-- WORK TO COMPLETE --
Output the records exactly as they appear, with no pictures included.

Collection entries
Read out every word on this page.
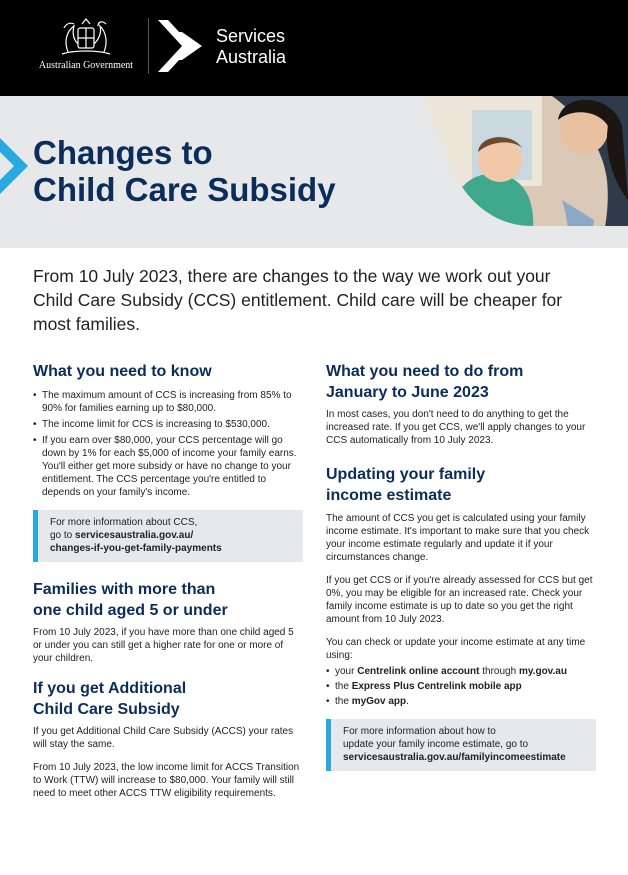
Australian Government
Services
Australia
Changes to
Child Care Subsidy

From 10 July 2023, there are changes to the way we work out your Child Care Subsidy (CCS) entitlement. Child care will be cheaper for most families.

What you need to know
• The maximum amount of CCS is increasing from 85% to 90% for families earning up to $80,000.
• The income limit for CCS is increasing to $530,000.
• If you earn over $80,000, your CCS percentage will go down by 1% for each $5,000 of income your family earns. You'll either get more subsidy or have no change to your entitlement. The CCS percentage you're entitled to depends on your family's income.
For more information about CCS,
go to servicesaustralia.gov.au/
changes-if-you-get-family-payments
Families with more than
one child aged 5 or under

From 10 July 2023, if you have more than one child aged 5 or under you can still get a higher rate for one or more of your children.

If you get Additional
Child Care Subsidy

If you get Additional Child Care Subsidy (ACCS) your rates will stay the same.

From 10 July 2023, the low income limit for ACCS Transition to Work (TTW) will increase to $80,000. Your family will still need to meet other ACCS TTW eligibility requirements.

What you need to do from
January to June 2023

In most cases, you don't need to do anything to get the increased rate. If you get CCS, we'll apply changes to your CCS automatically from 10 July 2023.

Updating your family
income estimate

The amount of CCS you get is calculated using your family income estimate. It's important to make sure that you check your income estimate regularly and update it if your circumstances change.

If you get CCS or if you're already assessed for CCS but get 0%, you may be eligible for an increased rate. Check your family income estimate is up to date so you get the right amount from 10 July 2023.

You can check or update your income estimate at any time using:

• your Centrelink online account through my.gov.au
• the Express Plus Centrelink mobile app
• the myGov app.
For more information about how to
update your family income estimate, go to
servicesaustralia.gov.au/familyincomeestimate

-- EXERCISE SOLUTION --
Read out every word on this page.
Australian Government
Services
Australia
Changes to
Child Care Subsidy

From 10 July 2023, there are changes to the way we work out your Child Care Subsidy (CCS) entitlement. Child care will be cheaper for most families.

What you need to know
• The maximum amount of CCS is increasing from 85% to 90% for families earning up to $80,000.
• The income limit for CCS is increasing to $530,000.
• If you earn over $80,000, your CCS percentage will go down by 1% for each $5,000 of income your family earns. You'll either get more subsidy or have no change to your entitlement. The CCS percentage you're entitled to depends on your family's income.
For more information about CCS,
go to servicesaustralia.gov.au/
changes-if-you-get-family-payments
Families with more than
one child aged 5 or under

From 10 July 2023, if you have more than one child aged 5 or under you can still get a higher rate for one or more of your children.

If you get Additional
Child Care Subsidy

If you get Additional Child Care Subsidy (ACCS) your rates will stay the same.

From 10 July 2023, the low income limit for ACCS Transition to Work (TTW) will increase to $80,000. Your family will still need to meet other ACCS TTW eligibility requirements.

What you need to do from
January to June 2023

In most cases, you don't need to do anything to get the increased rate. If you get CCS, we'll apply changes to your CCS automatically from 10 July 2023.

Updating your family
income estimate

The amount of CCS you get is calculated using your family income estimate. It's important to make sure that you check your income estimate regularly and update it if your circumstances change.

If you get CCS or if you're already assessed for CCS but get 0%, you may be eligible for an increased rate. Check your family income estimate is up to date so you get the right amount from 10 July 2023.

You can check or update your income estimate at any time using:

• your Centrelink online account through my.gov.au
• the Express Plus Centrelink mobile app
• the myGov app.
For more information about how to
update your family income estimate, go to
servicesaustralia.gov.au/familyincomeestimate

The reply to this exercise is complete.